[Exercise instructions] Your task is to copy every line of this material exactly.

[Listing]
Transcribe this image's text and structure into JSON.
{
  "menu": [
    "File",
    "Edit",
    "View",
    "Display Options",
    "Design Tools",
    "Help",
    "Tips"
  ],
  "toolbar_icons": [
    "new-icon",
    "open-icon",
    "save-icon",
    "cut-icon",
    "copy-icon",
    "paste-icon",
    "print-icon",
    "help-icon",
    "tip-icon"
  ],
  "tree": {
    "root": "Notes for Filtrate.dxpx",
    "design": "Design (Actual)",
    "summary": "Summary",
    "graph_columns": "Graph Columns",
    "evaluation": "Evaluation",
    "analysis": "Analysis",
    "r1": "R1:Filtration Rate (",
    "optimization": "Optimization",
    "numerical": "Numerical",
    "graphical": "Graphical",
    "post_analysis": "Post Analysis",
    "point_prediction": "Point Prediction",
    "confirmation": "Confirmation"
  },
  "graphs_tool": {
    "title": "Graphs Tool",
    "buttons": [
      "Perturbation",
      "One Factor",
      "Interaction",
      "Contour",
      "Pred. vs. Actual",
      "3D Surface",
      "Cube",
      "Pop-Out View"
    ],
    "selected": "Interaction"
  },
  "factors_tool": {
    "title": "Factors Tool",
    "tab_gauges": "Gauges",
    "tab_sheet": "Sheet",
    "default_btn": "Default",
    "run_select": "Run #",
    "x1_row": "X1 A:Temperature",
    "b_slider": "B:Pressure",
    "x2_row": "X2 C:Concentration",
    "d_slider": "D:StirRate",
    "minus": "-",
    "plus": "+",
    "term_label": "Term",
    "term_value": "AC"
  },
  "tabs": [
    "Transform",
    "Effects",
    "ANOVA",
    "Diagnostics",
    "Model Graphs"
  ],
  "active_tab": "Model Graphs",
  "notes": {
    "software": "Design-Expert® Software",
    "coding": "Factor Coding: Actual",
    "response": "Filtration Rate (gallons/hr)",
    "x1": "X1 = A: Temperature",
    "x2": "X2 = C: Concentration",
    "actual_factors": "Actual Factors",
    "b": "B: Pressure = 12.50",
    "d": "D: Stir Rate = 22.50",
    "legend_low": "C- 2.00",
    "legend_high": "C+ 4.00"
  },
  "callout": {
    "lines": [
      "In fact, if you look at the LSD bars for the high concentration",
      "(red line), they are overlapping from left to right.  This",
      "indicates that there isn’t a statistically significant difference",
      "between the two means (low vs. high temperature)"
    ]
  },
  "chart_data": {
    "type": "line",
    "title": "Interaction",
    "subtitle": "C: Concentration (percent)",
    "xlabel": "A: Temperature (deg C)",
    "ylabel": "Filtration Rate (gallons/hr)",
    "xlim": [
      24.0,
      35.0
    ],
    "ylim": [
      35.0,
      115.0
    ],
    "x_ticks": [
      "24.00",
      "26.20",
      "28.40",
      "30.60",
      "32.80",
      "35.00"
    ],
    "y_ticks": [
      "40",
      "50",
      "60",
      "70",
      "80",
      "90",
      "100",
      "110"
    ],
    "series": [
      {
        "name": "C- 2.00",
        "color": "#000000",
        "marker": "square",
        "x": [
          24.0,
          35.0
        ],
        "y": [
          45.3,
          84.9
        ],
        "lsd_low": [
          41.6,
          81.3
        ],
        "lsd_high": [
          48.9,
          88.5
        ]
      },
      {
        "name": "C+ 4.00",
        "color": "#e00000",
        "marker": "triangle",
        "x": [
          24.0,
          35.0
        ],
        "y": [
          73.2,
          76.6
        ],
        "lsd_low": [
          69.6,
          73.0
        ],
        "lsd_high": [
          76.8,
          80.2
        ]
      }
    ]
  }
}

[Reply to the exercise]
Transcribe this image's text and structure into JSON.
{
  "menu": [
    "File",
    "Edit",
    "View",
    "Display Options",
    "Design Tools",
    "Help",
    "Tips"
  ],
  "toolbar_icons": [
    "new-icon",
    "open-icon",
    "save-icon",
    "cut-icon",
    "copy-icon",
    "paste-icon",
    "print-icon",
    "help-icon",
    "tip-icon"
  ],
  "tree": {
    "root": "Notes for Filtrate.dxpx",
    "design": "Design (Actual)",
    "summary": "Summary",
    "graph_columns": "Graph Columns",
    "evaluation": "Evaluation",
    "analysis": "Analysis",
    "r1": "R1:Filtration Rate (",
    "optimization": "Optimization",
    "numerical": "Numerical",
    "graphical": "Graphical",
    "post_analysis": "Post Analysis",
    "point_prediction": "Point Prediction",
    "confirmation": "Confirmation"
  },
  "graphs_tool": {
    "title": "Graphs Tool",
    "buttons": [
      "Perturbation",
      "One Factor",
      "Interaction",
      "Contour",
      "Pred. vs. Actual",
      "3D Surface",
      "Cube",
      "Pop-Out View"
    ],
    "selected": "Interaction"
  },
  "factors_tool": {
    "title": "Factors Tool",
    "tab_gauges": "Gauges",
    "tab_sheet": "Sheet",
    "default_btn": "Default",
    "run_select": "Run #",
    "x1_row": "X1 A:Temperature",
    "b_slider": "B:Pressure",
    "x2_row": "X2 C:Concentration",
    "d_slider": "D:StirRate",
    "minus": "-",
    "plus": "+",
    "term_label": "Term",
    "term_value": "AC"
  },
  "tabs": [
    "Transform",
    "Effects",
    "ANOVA",
    "Diagnostics",
    "Model Graphs"
  ],
  "active_tab": "Model Graphs",
  "notes": {
    "software": "Design-Expert® Software",
    "coding": "Factor Coding: Actual",
    "response": "Filtration Rate (gallons/hr)",
    "x1": "X1 = A: Temperature",
    "x2": "X2 = C: Concentration",
    "actual_factors": "Actual Factors",
    "b": "B: Pressure = 12.50",
    "d": "D: Stir Rate = 22.50",
    "legend_low": "C- 2.00",
    "legend_high": "C+ 4.00"
  },
  "callout": {
    "lines": [
      "In fact, if you look at the LSD bars for the high concentration",
      "(red line), they are overlapping from left to right.  This",
      "indicates that there isn’t a statistically significant difference",
      "between the two means (low vs. high temperature)"
    ]
  },
  "chart_data": {
    "type": "line",
    "title": "Interaction",
    "subtitle": "C: Concentration (percent)",
    "xlabel": "A: Temperature (deg C)",
    "ylabel": "Filtration Rate (gallons/hr)",
    "xlim": [
      24.0,
      35.0
    ],
    "ylim": [
      35.0,
      115.0
    ],
    "x_ticks": [
      "24.00",
      "26.20",
      "28.40",
      "30.60",
      "32.80",
      "35.00"
    ],
    "y_ticks": [
      "40",
      "50",
      "60",
      "70",
      "80",
      "90",
      "100",
      "110"
    ],
    "series": [
      {
        "name": "C- 2.00",
        "color": "#000000",
        "marker": "square",
        "x": [
          24.0,
          35.0
        ],
        "y": [
          45.3,
          84.9
        ],
        "lsd_low": [
          41.6,
          81.3
        ],
        "lsd_high": [
          48.9,
          88.5
        ]
      },
      {
        "name": "C+ 4.00",
        "color": "#e00000",
        "marker": "triangle",
        "x": [
          24.0,
          35.0
        ],
        "y": [
          73.2,
          76.6
        ],
        "lsd_low": [
          69.6,
          73.0
        ],
        "lsd_high": [
          76.8,
          80.2
        ]
      }
    ]
  }
}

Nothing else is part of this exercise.